Reproduce the records below line for line without any alteration, omitting the pictures from your answer.

-- GIVEN RECORDS start --

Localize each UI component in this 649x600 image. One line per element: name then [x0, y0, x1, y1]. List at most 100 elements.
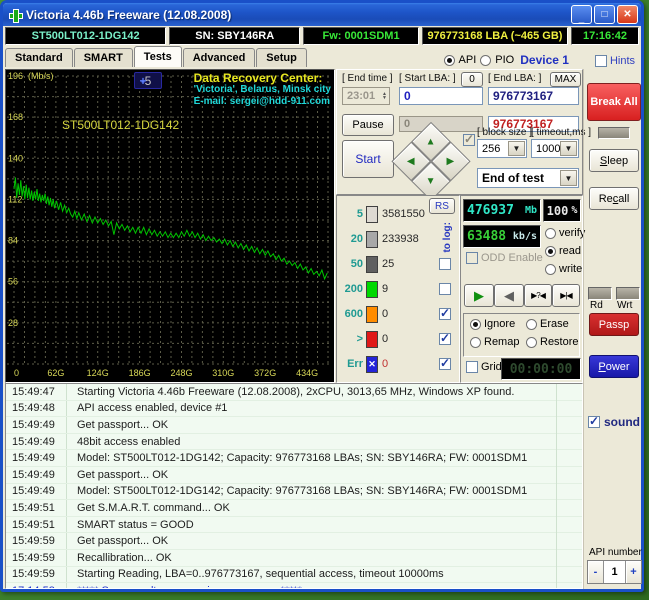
- counter-row->: >0: [337, 327, 459, 351]
- dropdown-arrow-icon[interactable]: ▼: [560, 170, 577, 186]
- start-lba-input[interactable]: 0: [399, 87, 483, 105]
- hints-checkbox[interactable]: [594, 55, 607, 67]
- tab-standard[interactable]: Standard: [5, 48, 73, 67]
- api-plus-button[interactable]: +: [625, 561, 641, 583]
- read-option[interactable]: read: [545, 245, 581, 257]
- log-row: 15:49:51 SMART status = GOOD: [6, 516, 582, 534]
- svg-text:28: 28: [8, 318, 18, 328]
- tab-smart[interactable]: SMART: [73, 48, 133, 67]
- timeout-combo[interactable]: 10000 ▼: [531, 139, 579, 158]
- play-button[interactable]: ▶: [464, 284, 494, 307]
- svg-text:(Mb/s): (Mb/s): [28, 71, 54, 81]
- hints-label: Hints: [609, 55, 635, 67]
- to-log-checkbox[interactable]: [439, 356, 451, 370]
- counter-row-20: 20 233938: [337, 227, 459, 251]
- to-log-checkbox[interactable]: [439, 283, 451, 295]
- seek-checkbox[interactable]: [463, 132, 475, 146]
- spinner-arrows-icon[interactable]: ▲ ▼: [382, 92, 389, 101]
- end-action-combo[interactable]: End of test ▼: [477, 168, 579, 188]
- to-log-checkbox[interactable]: [439, 306, 451, 320]
- pio-radio[interactable]: [480, 54, 492, 66]
- remap-option[interactable]: Remap: [470, 336, 519, 348]
- sound-option[interactable]: sound: [588, 414, 640, 429]
- tab-advanced[interactable]: Advanced: [182, 48, 256, 67]
- api-number-spinner: - 1 +: [587, 560, 642, 584]
- ignore-option[interactable]: Ignore: [470, 318, 515, 330]
- counter-color-block: [366, 305, 378, 323]
- ignore-radio[interactable]: [470, 318, 481, 330]
- right-sidebar: Break All Sleep Re c all Rd Wrt Passp Powe…: [583, 69, 642, 589]
- tab-tests[interactable]: Tests: [133, 46, 182, 67]
- zero-button[interactable]: 0: [461, 72, 483, 87]
- end-lba-input[interactable]: 976773167: [488, 87, 579, 105]
- log-message: SMART status = GOOD: [66, 516, 582, 533]
- tab-setup[interactable]: Setup: [256, 48, 307, 67]
- erase-option[interactable]: Erase: [526, 318, 569, 330]
- counter-label: Err: [347, 358, 363, 370]
- counter-row-Err: Err ✕ 0: [337, 352, 459, 376]
- restore-option[interactable]: Restore: [526, 336, 579, 348]
- skip-button[interactable]: ▶?◀: [524, 284, 552, 307]
- power-button[interactable]: Power: [589, 355, 639, 378]
- log-message: Get passport... OK: [66, 533, 582, 549]
- write-option[interactable]: write: [545, 263, 582, 275]
- to-log-checkbox[interactable]: [439, 331, 451, 345]
- watermark: Data Recovery Center: 'Victoria', Belaru…: [193, 71, 331, 107]
- counter-color-block: ✕: [366, 355, 378, 373]
- step-button[interactable]: ▶|◀: [552, 284, 580, 307]
- rd-indicator: [588, 287, 612, 300]
- sound-checkbox[interactable]: [588, 414, 600, 428]
- grid-option[interactable]: Grid: [466, 361, 502, 373]
- log-timestamp: 15:49:59: [12, 551, 55, 564]
- max-button[interactable]: MAX: [550, 72, 581, 87]
- to-log-checkbox[interactable]: [439, 258, 451, 270]
- api-radio[interactable]: [443, 54, 455, 66]
- api-label: API: [458, 54, 477, 66]
- end-time-spinner[interactable]: 23:01 ▲ ▼: [342, 87, 390, 105]
- minimize-button[interactable]: _: [571, 5, 592, 24]
- block-size-combo[interactable]: 256 ▼: [477, 139, 527, 158]
- percent-lcd: 100%: [543, 199, 581, 222]
- graph-model-label: ST500LT012-1DG142: [62, 118, 180, 132]
- log-timestamp: 15:49:47: [12, 385, 55, 398]
- title-bar[interactable]: Victoria 4.46b Freeware (12.08.2008) _ □…: [3, 3, 641, 26]
- log-row: 15:49:49 Get passport... OK: [6, 466, 582, 484]
- counter-value: 3581550: [382, 208, 425, 220]
- svg-text:84: 84: [8, 236, 18, 246]
- close-button[interactable]: ✕: [617, 5, 638, 24]
- log-message: Get passport... OK: [66, 417, 582, 433]
- svg-text:196: 196: [8, 71, 23, 81]
- grid-checkbox[interactable]: [466, 361, 478, 373]
- seek-pad: ▲ ▶ ◀ ▼: [391, 120, 471, 202]
- scale-plus-button[interactable]: +: [135, 74, 151, 88]
- write-radio[interactable]: [545, 263, 556, 275]
- timeout-label: [ timeout,ms ]: [531, 127, 592, 138]
- counter-color-block: [366, 205, 378, 223]
- timer-lcd: 00:00:00: [501, 358, 581, 380]
- test-controls-panel: [ End time ] [ Start LBA: ] 0 [ End LBA:…: [336, 69, 591, 202]
- svg-text:168: 168: [8, 112, 23, 122]
- dropdown-arrow-icon[interactable]: ▼: [560, 141, 577, 156]
- erase-radio[interactable]: [526, 318, 537, 330]
- dropdown-arrow-icon[interactable]: ▼: [508, 141, 525, 156]
- break-all-button[interactable]: Break All: [587, 83, 641, 121]
- verify-option[interactable]: verify: [545, 227, 585, 239]
- svg-text:434G: 434G: [296, 368, 318, 378]
- back-button[interactable]: ◀: [494, 284, 524, 307]
- passp-button[interactable]: Passp: [589, 313, 639, 336]
- log-message: Starting Reading, LBA=0..976773167, sequ…: [66, 566, 582, 583]
- maximize-button[interactable]: □: [594, 5, 615, 24]
- event-log[interactable]: 15:49:47 Starting Victoria 4.46b Freeware…: [5, 383, 583, 589]
- svg-text:124G: 124G: [87, 368, 109, 378]
- speed-lcd: 63488 kb/s: [463, 225, 541, 248]
- start-button[interactable]: Start: [342, 140, 394, 178]
- read-radio[interactable]: [545, 245, 556, 257]
- sleep-button[interactable]: Sleep: [589, 149, 639, 172]
- restore-radio[interactable]: [526, 336, 537, 348]
- verify-radio[interactable]: [545, 227, 556, 239]
- remap-radio[interactable]: [470, 336, 481, 348]
- api-minus-button[interactable]: -: [588, 561, 604, 583]
- pause-button[interactable]: Pause: [342, 114, 394, 136]
- recall-button[interactable]: Re c all: [589, 187, 639, 210]
- drive-firmware: Fw: 0001SDM1: [303, 27, 419, 45]
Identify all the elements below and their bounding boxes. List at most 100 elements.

-- GIVEN RECORDS end --

■ OUTPUT OF THE TASK:
Localize each UI component in this 649x600 image. One line per element: name then [x0, y0, x1, y1]. List at most 100 elements.
- counter-row->: >0: [337, 327, 459, 351]
- dropdown-arrow-icon[interactable]: ▼: [560, 170, 577, 186]
- start-lba-input[interactable]: 0: [399, 87, 483, 105]
- hints-checkbox[interactable]: [594, 55, 607, 67]
- tab-standard[interactable]: Standard: [5, 48, 73, 67]
- api-plus-button[interactable]: +: [625, 561, 641, 583]
- read-option[interactable]: read: [545, 245, 581, 257]
- log-row: 15:49:51 SMART status = GOOD: [6, 516, 582, 534]
- svg-text:28: 28: [8, 318, 18, 328]
- tab-smart[interactable]: SMART: [73, 48, 133, 67]
- timeout-combo[interactable]: 10000 ▼: [531, 139, 579, 158]
- play-button[interactable]: ▶: [464, 284, 494, 307]
- svg-text:(Mb/s): (Mb/s): [28, 71, 54, 81]
- hints-label: Hints: [609, 55, 635, 67]
- to-log-checkbox[interactable]: [439, 356, 451, 370]
- counter-row-20: 20 233938: [337, 227, 459, 251]
- to-log-checkbox[interactable]: [439, 283, 451, 295]
- seek-checkbox[interactable]: [463, 132, 475, 146]
- spinner-arrows-icon[interactable]: ▲ ▼: [382, 92, 389, 101]
- end-action-combo[interactable]: End of test ▼: [477, 168, 579, 188]
- to-log-checkbox[interactable]: [439, 306, 451, 320]
- pio-radio[interactable]: [480, 54, 492, 66]
- remap-option[interactable]: Remap: [470, 336, 519, 348]
- sound-option[interactable]: sound: [588, 414, 640, 429]
- tab-advanced[interactable]: Advanced: [182, 48, 256, 67]
- api-number-spinner: - 1 +: [587, 560, 642, 584]
- ignore-option[interactable]: Ignore: [470, 318, 515, 330]
- counter-color-block: [366, 305, 378, 323]
- ignore-radio[interactable]: [470, 318, 481, 330]
- right-sidebar: Break All Sleep Re c all Rd Wrt Passp Powe…: [583, 69, 642, 589]
- tab-tests[interactable]: Tests: [133, 46, 182, 67]
- zero-button[interactable]: 0: [461, 72, 483, 87]
- end-lba-input[interactable]: 976773167: [488, 87, 579, 105]
- log-message: SMART status = GOOD: [66, 516, 582, 533]
- tab-setup[interactable]: Setup: [256, 48, 307, 67]
- erase-option[interactable]: Erase: [526, 318, 569, 330]
- counter-label: Err: [347, 358, 363, 370]
- counter-row-Err: Err ✕ 0: [337, 352, 459, 376]
- restore-option[interactable]: Restore: [526, 336, 579, 348]
- skip-button[interactable]: ▶?◀: [524, 284, 552, 307]
- power-button[interactable]: Power: [589, 355, 639, 378]
- log-message: Get passport... OK: [66, 533, 582, 549]
- write-option[interactable]: write: [545, 263, 582, 275]
- to-log-checkbox[interactable]: [439, 331, 451, 345]
- watermark: Data Recovery Center: 'Victoria', Belaru…: [193, 71, 331, 107]
- counter-color-block: ✕: [366, 355, 378, 373]
- step-button[interactable]: ▶|◀: [552, 284, 580, 307]
- rd-indicator: [588, 287, 612, 300]
- sound-checkbox[interactable]: [588, 414, 600, 428]
- grid-option[interactable]: Grid: [466, 361, 502, 373]
- log-timestamp: 15:49:59: [12, 551, 55, 564]
- max-button[interactable]: MAX: [550, 72, 581, 87]
- to-log-checkbox[interactable]: [439, 258, 451, 270]
- api-radio[interactable]: [443, 54, 455, 66]
- api-label: API: [458, 54, 477, 66]
- end-time-spinner[interactable]: 23:01 ▲ ▼: [342, 87, 390, 105]
- minimize-button[interactable]: _: [571, 5, 592, 24]
- block-size-combo[interactable]: 256 ▼: [477, 139, 527, 158]
- percent-lcd: 100%: [543, 199, 581, 222]
- graph-model-label: ST500LT012-1DG142: [62, 118, 180, 132]
- log-timestamp: 15:49:47: [12, 385, 55, 398]
- title-bar[interactable]: Victoria 4.46b Freeware (12.08.2008) _ □…: [3, 3, 641, 26]
- log-row: 15:49:49 Get passport... OK: [6, 466, 582, 484]
- counter-value: 3581550: [382, 208, 425, 220]
- svg-text:84: 84: [8, 236, 18, 246]
- close-button[interactable]: ✕: [617, 5, 638, 24]
- log-message: Get passport... OK: [66, 417, 582, 433]
- svg-text:196: 196: [8, 71, 23, 81]
- grid-checkbox[interactable]: [466, 361, 478, 373]
- seek-pad: ▲ ▶ ◀ ▼: [391, 120, 471, 202]
- scale-plus-button[interactable]: +: [135, 74, 151, 88]
- write-radio[interactable]: [545, 263, 556, 275]
- timeout-label: [ timeout,ms ]: [531, 127, 592, 138]
- counter-color-block: [366, 205, 378, 223]
- timer-lcd: 00:00:00: [501, 358, 581, 380]
- test-controls-panel: [ End time ] [ Start LBA: ] 0 [ End LBA:…: [336, 69, 591, 202]
- svg-text:168: 168: [8, 112, 23, 122]
- dropdown-arrow-icon[interactable]: ▼: [560, 141, 577, 156]
- erase-radio[interactable]: [526, 318, 537, 330]
- dropdown-arrow-icon[interactable]: ▼: [508, 141, 525, 156]
- break-all-button[interactable]: Break All: [587, 83, 641, 121]
- verify-option[interactable]: verify: [545, 227, 585, 239]
- svg-text:434G: 434G: [296, 368, 318, 378]
- back-button[interactable]: ◀: [494, 284, 524, 307]
- passp-button[interactable]: Passp: [589, 313, 639, 336]
- log-message: Starting Reading, LBA=0..976773167, sequ…: [66, 566, 582, 583]
- maximize-button[interactable]: □: [594, 5, 615, 24]
- event-log[interactable]: 15:49:47 Starting Victoria 4.46b Freeware…: [5, 383, 583, 589]
- svg-text:124G: 124G: [87, 368, 109, 378]
- speed-lcd: 63488 kb/s: [463, 225, 541, 248]
- start-button[interactable]: Start: [342, 140, 394, 178]
- read-radio[interactable]: [545, 245, 556, 257]
- sleep-button[interactable]: Sleep: [589, 149, 639, 172]
- restore-radio[interactable]: [526, 336, 537, 348]
- verify-radio[interactable]: [545, 227, 556, 239]
- remap-radio[interactable]: [470, 336, 481, 348]
- api-minus-button[interactable]: -: [588, 561, 604, 583]
- pause-button[interactable]: Pause: [342, 114, 394, 136]
- recall-button[interactable]: Re c all: [589, 187, 639, 210]
- drive-firmware: Fw: 0001SDM1: [303, 27, 419, 45]
Identify all the elements below and their bounding boxes. List at most 100 elements.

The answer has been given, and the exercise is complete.